__Exercise requirements__:
Leaving out every picture, quote the data below exactly as it appears.

Start of Data for this exercise

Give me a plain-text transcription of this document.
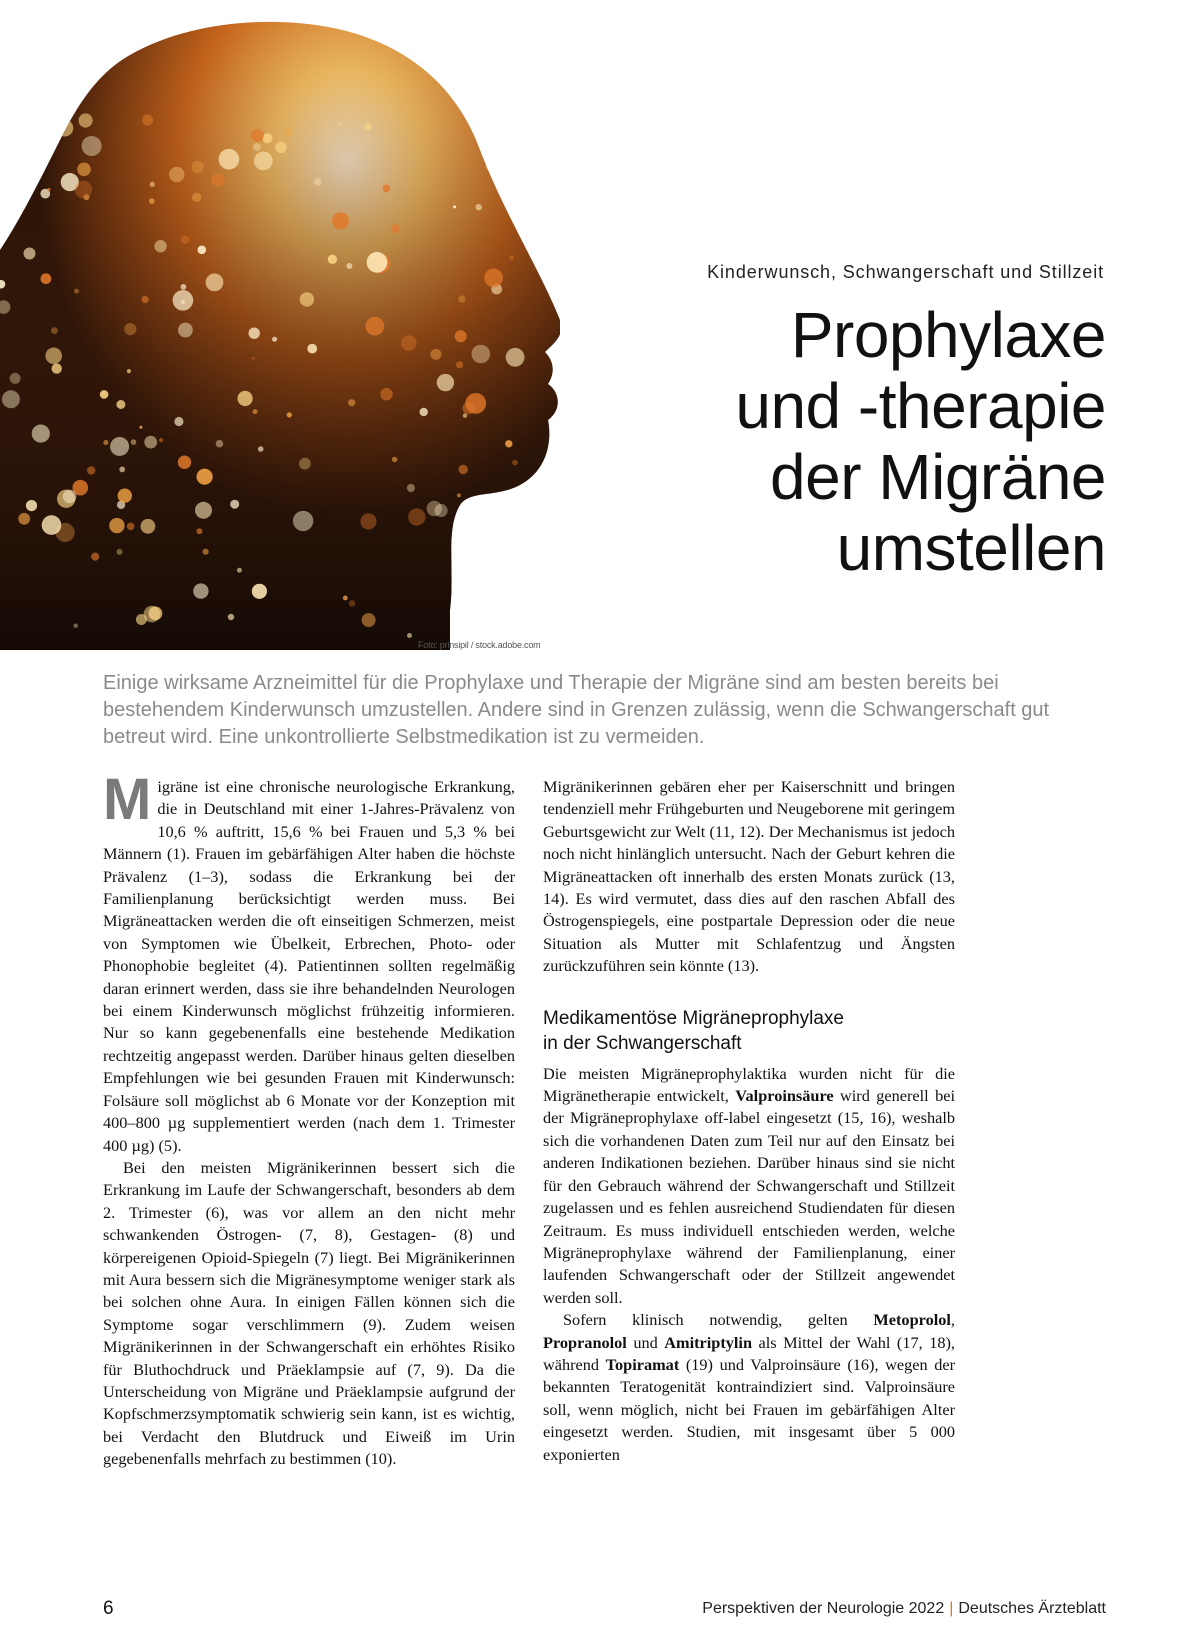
Foto: prinsipil / stock.adobe.com
Kinderwunsch, Schwangerschaft und Stillzeit
Prophylaxe
und -therapie
der Migräne
umstellen

Einige wirksame Arzneimittel für die Prophylaxe und Therapie der Migräne sind am besten bereits bei bestehendem Kinderwunsch umzustellen. Andere sind in Grenzen zulässig, wenn die Schwangerschaft gut betreut wird. Eine unkontrollierte Selbstmedikation ist zu vermeiden.

Migräne ist eine chronische neurologische Erkrankung, die in Deutschland mit einer 1-Jahres-Prävalenz von 10,6 % auftritt, 15,6 % bei Frauen und 5,3 % bei Männern (1). Frauen im gebärfähigen Alter haben die höchste Prävalenz (1–3), sodass die Erkrankung bei der Familienplanung berücksichtigt werden muss. Bei Migräneattacken werden die oft einseitigen Schmerzen, meist von Symptomen wie Übelkeit, Erbrechen, Photo- oder Phonophobie begleitet (4). Patientinnen sollten regelmäßig daran erinnert werden, dass sie ihre behandelnden Neurologen bei einem Kinderwunsch möglichst frühzeitig informieren. Nur so kann gegebenenfalls eine bestehende Medikation rechtzeitig angepasst werden. Darüber hinaus gelten dieselben Empfehlungen wie bei gesunden Frauen mit Kinderwunsch: Folsäure soll möglichst ab 6 Monate vor der Konzeption mit 400–800 µg supplementiert werden (nach dem 1. Trimester 400 µg) (5).

Bei den meisten Migränikerinnen bessert sich die Erkrankung im Laufe der Schwangerschaft, besonders ab dem 2. Trimester (6), was vor allem an den nicht mehr schwankenden Östrogen- (7, 8), Gestagen- (8) und körpereigenen Opioid-Spiegeln (7) liegt. Bei Migränikerinnen mit Aura bessern sich die Migränesymptome weniger stark als bei solchen ohne Aura. In einigen Fällen können sich die Symptome sogar verschlimmern (9). Zudem weisen Migränikerinnen in der Schwangerschaft ein erhöhtes Risiko für Bluthochdruck und Präeklampsie auf (7, 9). Da die Unterscheidung von Migräne und Präeklampsie aufgrund der Kopfschmerzsymptomatik schwierig sein kann, ist es wichtig, bei Verdacht den Blutdruck und Eiweiß im Urin gegebenenfalls mehrfach zu bestimmen (10).

Migränikerinnen gebären eher per Kaiserschnitt und bringen tendenziell mehr Frühgeburten und Neugeborene mit geringem Geburtsgewicht zur Welt (11, 12). Der Mechanismus ist jedoch noch nicht hinlänglich untersucht. Nach der Geburt kehren die Migräneattacken oft innerhalb des ersten Monats zurück (13, 14). Es wird vermutet, dass dies auf den raschen Abfall des Östrogenspiegels, eine postpartale Depression oder die neue Situation als Mutter mit Schlafentzug und Ängsten zurückzuführen sein könnte (13).

Medikamentöse Migräneprophylaxe
in der Schwangerschaft

Die meisten Migräneprophylaktika wurden nicht für die Migränetherapie entwickelt, Valproinsäure wird generell bei der Migräneprophylaxe off-label eingesetzt (15, 16), weshalb sich die vorhandenen Daten zum Teil nur auf den Einsatz bei anderen Indikationen beziehen. Darüber hinaus sind sie nicht für den Gebrauch während der Schwangerschaft und Stillzeit zugelassen und es fehlen ausreichend Studiendaten für diesen Zeitraum. Es muss individuell entschieden werden, welche Migräneprophylaxe während der Familienplanung, einer laufenden Schwangerschaft oder der Stillzeit angewendet werden soll.

Sofern klinisch notwendig, gelten Metoprolol, Propranolol und Amitriptylin als Mittel der Wahl (17, 18), während Topiramat (19) und Valproinsäure (16), wegen der bekannten Teratogenität kontraindiziert sind. Valproinsäure soll, wenn möglich, nicht bei Frauen im gebärfähigen Alter eingesetzt werden. Studien, mit insgesamt über 5 000 exponierten

6	Perspektiven der Neurologie 2022 | Deutsches Ärzteblatt
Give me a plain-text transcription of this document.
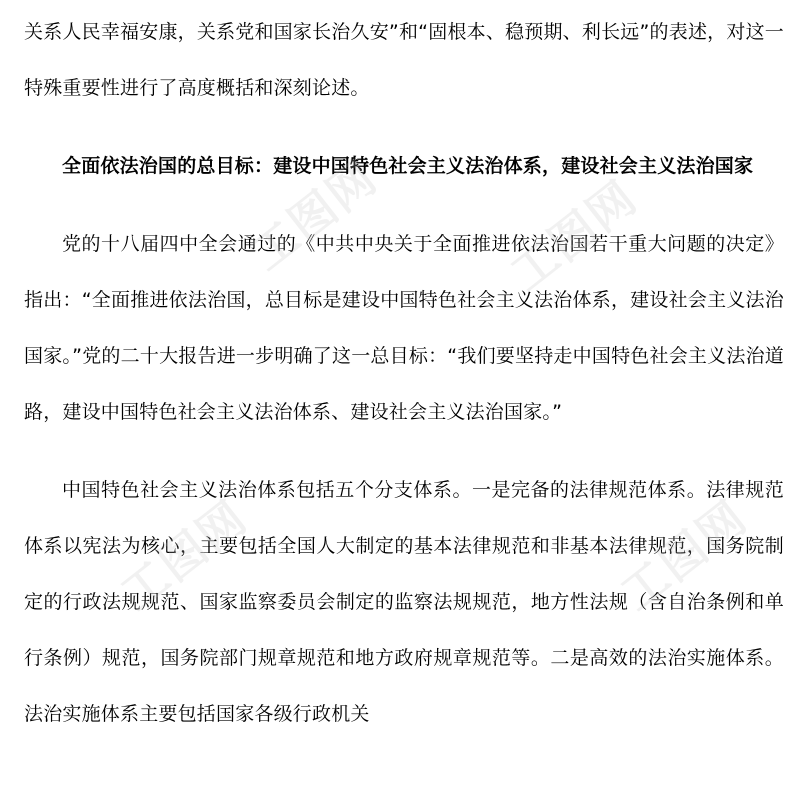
关系人民幸福安康，关系党和国家长治久安”和“固根本、稳预期、利长远”的表述，对这一特殊重要性进行了高度概括和深刻论述。

全面依法治国的总目标：建设中国特色社会主义法治体系，建设社会主义法治国家

党的十八届四中全会通过的《中共中央关于全面推进依法治国若干重大问题的决定》指出：“全面推进依法治国，总目标是建设中国特色社会主义法治体系，建设社会主义法治国家。”党的二十大报告进一步明确了这一总目标：“我们要坚持走中国特色社会主义法治道路，建设中国特色社会主义法治体系、建设社会主义法治国家。”

中国特色社会主义法治体系包括五个分支体系。一是完备的法律规范体系。法律规范体系以宪法为核心，主要包括全国人大制定的基本法律规范和非基本法律规范，国务院制定的行政法规规范、国家监察委员会制定的监察法规规范，地方性法规（含自治条例和单行条例）规范，国务院部门规章规范和地方政府规章规范等。二是高效的法治实施体系。法治实施体系主要包括国家各级行政机关

工图网 工图网
工图网	工图网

End of Data for this exercise

__Completed task__:
Give me a plain-text transcription of this document.
Foto: prinsipil / stock.adobe.com
Kinderwunsch, Schwangerschaft und Stillzeit
Prophylaxe
und -therapie
der Migräne
umstellen

Einige wirksame Arzneimittel für die Prophylaxe und Therapie der Migräne sind am besten bereits bei bestehendem Kinderwunsch umzustellen. Andere sind in Grenzen zulässig, wenn die Schwangerschaft gut betreut wird. Eine unkontrollierte Selbstmedikation ist zu vermeiden.

Migräne ist eine chronische neurologische Erkrankung, die in Deutschland mit einer 1-Jahres-Prävalenz von 10,6 % auftritt, 15,6 % bei Frauen und 5,3 % bei Männern (1). Frauen im gebärfähigen Alter haben die höchste Prävalenz (1–3), sodass die Erkrankung bei der Familienplanung berücksichtigt werden muss. Bei Migräneattacken werden die oft einseitigen Schmerzen, meist von Symptomen wie Übelkeit, Erbrechen, Photo- oder Phonophobie begleitet (4). Patientinnen sollten regelmäßig daran erinnert werden, dass sie ihre behandelnden Neurologen bei einem Kinderwunsch möglichst frühzeitig informieren. Nur so kann gegebenenfalls eine bestehende Medikation rechtzeitig angepasst werden. Darüber hinaus gelten dieselben Empfehlungen wie bei gesunden Frauen mit Kinderwunsch: Folsäure soll möglichst ab 6 Monate vor der Konzeption mit 400–800 µg supplementiert werden (nach dem 1. Trimester 400 µg) (5).

Bei den meisten Migränikerinnen bessert sich die Erkrankung im Laufe der Schwangerschaft, besonders ab dem 2. Trimester (6), was vor allem an den nicht mehr schwankenden Östrogen- (7, 8), Gestagen- (8) und körpereigenen Opioid-Spiegeln (7) liegt. Bei Migränikerinnen mit Aura bessern sich die Migränesymptome weniger stark als bei solchen ohne Aura. In einigen Fällen können sich die Symptome sogar verschlimmern (9). Zudem weisen Migränikerinnen in der Schwangerschaft ein erhöhtes Risiko für Bluthochdruck und Präeklampsie auf (7, 9). Da die Unterscheidung von Migräne und Präeklampsie aufgrund der Kopfschmerzsymptomatik schwierig sein kann, ist es wichtig, bei Verdacht den Blutdruck und Eiweiß im Urin gegebenenfalls mehrfach zu bestimmen (10).

Migränikerinnen gebären eher per Kaiserschnitt und bringen tendenziell mehr Frühgeburten und Neugeborene mit geringem Geburtsgewicht zur Welt (11, 12). Der Mechanismus ist jedoch noch nicht hinlänglich untersucht. Nach der Geburt kehren die Migräneattacken oft innerhalb des ersten Monats zurück (13, 14). Es wird vermutet, dass dies auf den raschen Abfall des Östrogenspiegels, eine postpartale Depression oder die neue Situation als Mutter mit Schlafentzug und Ängsten zurückzuführen sein könnte (13).

Medikamentöse Migräneprophylaxe
in der Schwangerschaft

Die meisten Migräneprophylaktika wurden nicht für die Migränetherapie entwickelt, Valproinsäure wird generell bei der Migräneprophylaxe off-label eingesetzt (15, 16), weshalb sich die vorhandenen Daten zum Teil nur auf den Einsatz bei anderen Indikationen beziehen. Darüber hinaus sind sie nicht für den Gebrauch während der Schwangerschaft und Stillzeit zugelassen und es fehlen ausreichend Studiendaten für diesen Zeitraum. Es muss individuell entschieden werden, welche Migräneprophylaxe während der Familienplanung, einer laufenden Schwangerschaft oder der Stillzeit angewendet werden soll.

Sofern klinisch notwendig, gelten Metoprolol, Propranolol und Amitriptylin als Mittel der Wahl (17, 18), während Topiramat (19) und Valproinsäure (16), wegen der bekannten Teratogenität kontraindiziert sind. Valproinsäure soll, wenn möglich, nicht bei Frauen im gebärfähigen Alter eingesetzt werden. Studien, mit insgesamt über 5 000 exponierten

6	Perspektiven der Neurologie 2022 | Deutsches Ärzteblatt
Give me a plain-text transcription of this document.
关系人民幸福安康，关系党和国家长治久安”和“固根本、稳预期、利长远”的表述，对这一特殊重要性进行了高度概括和深刻论述。

全面依法治国的总目标：建设中国特色社会主义法治体系，建设社会主义法治国家

党的十八届四中全会通过的《中共中央关于全面推进依法治国若干重大问题的决定》指出：“全面推进依法治国，总目标是建设中国特色社会主义法治体系，建设社会主义法治国家。”党的二十大报告进一步明确了这一总目标：“我们要坚持走中国特色社会主义法治道路，建设中国特色社会主义法治体系、建设社会主义法治国家。”

中国特色社会主义法治体系包括五个分支体系。一是完备的法律规范体系。法律规范体系以宪法为核心，主要包括全国人大制定的基本法律规范和非基本法律规范，国务院制定的行政法规规范、国家监察委员会制定的监察法规规范，地方性法规（含自治条例和单行条例）规范，国务院部门规章规范和地方政府规章规范等。二是高效的法治实施体系。法治实施体系主要包括国家各级行政机关

工图网 工图网
工图网	工图网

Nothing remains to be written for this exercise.